• [SET TASK]
Whenever a line contains the string "的金额给予企业资金奖励", copy it out of the entries.

• [MATERIALS PROVIDED]
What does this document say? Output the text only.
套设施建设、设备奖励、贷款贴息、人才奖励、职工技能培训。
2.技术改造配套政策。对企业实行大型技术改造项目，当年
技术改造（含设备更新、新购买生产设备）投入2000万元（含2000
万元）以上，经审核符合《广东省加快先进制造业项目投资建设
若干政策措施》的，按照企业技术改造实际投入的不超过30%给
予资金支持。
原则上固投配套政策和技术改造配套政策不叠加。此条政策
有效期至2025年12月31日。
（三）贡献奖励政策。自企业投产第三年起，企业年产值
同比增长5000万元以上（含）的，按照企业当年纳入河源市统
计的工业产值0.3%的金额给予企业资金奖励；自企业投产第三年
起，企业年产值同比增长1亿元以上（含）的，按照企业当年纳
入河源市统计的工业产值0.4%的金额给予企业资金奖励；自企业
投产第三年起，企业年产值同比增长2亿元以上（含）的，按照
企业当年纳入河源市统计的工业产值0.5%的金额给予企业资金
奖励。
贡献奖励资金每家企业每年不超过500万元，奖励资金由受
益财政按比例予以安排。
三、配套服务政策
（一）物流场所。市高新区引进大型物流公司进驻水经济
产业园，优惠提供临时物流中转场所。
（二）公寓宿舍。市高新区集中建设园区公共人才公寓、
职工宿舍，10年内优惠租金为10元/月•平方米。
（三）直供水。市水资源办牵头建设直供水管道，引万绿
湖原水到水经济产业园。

• [EXERCISE RESPONSE]
计的工业产值0.3%的金额给予企业资金奖励；自企业投产第三年
入河源市统计的工业产值0.4%的金额给予企业资金奖励；自企业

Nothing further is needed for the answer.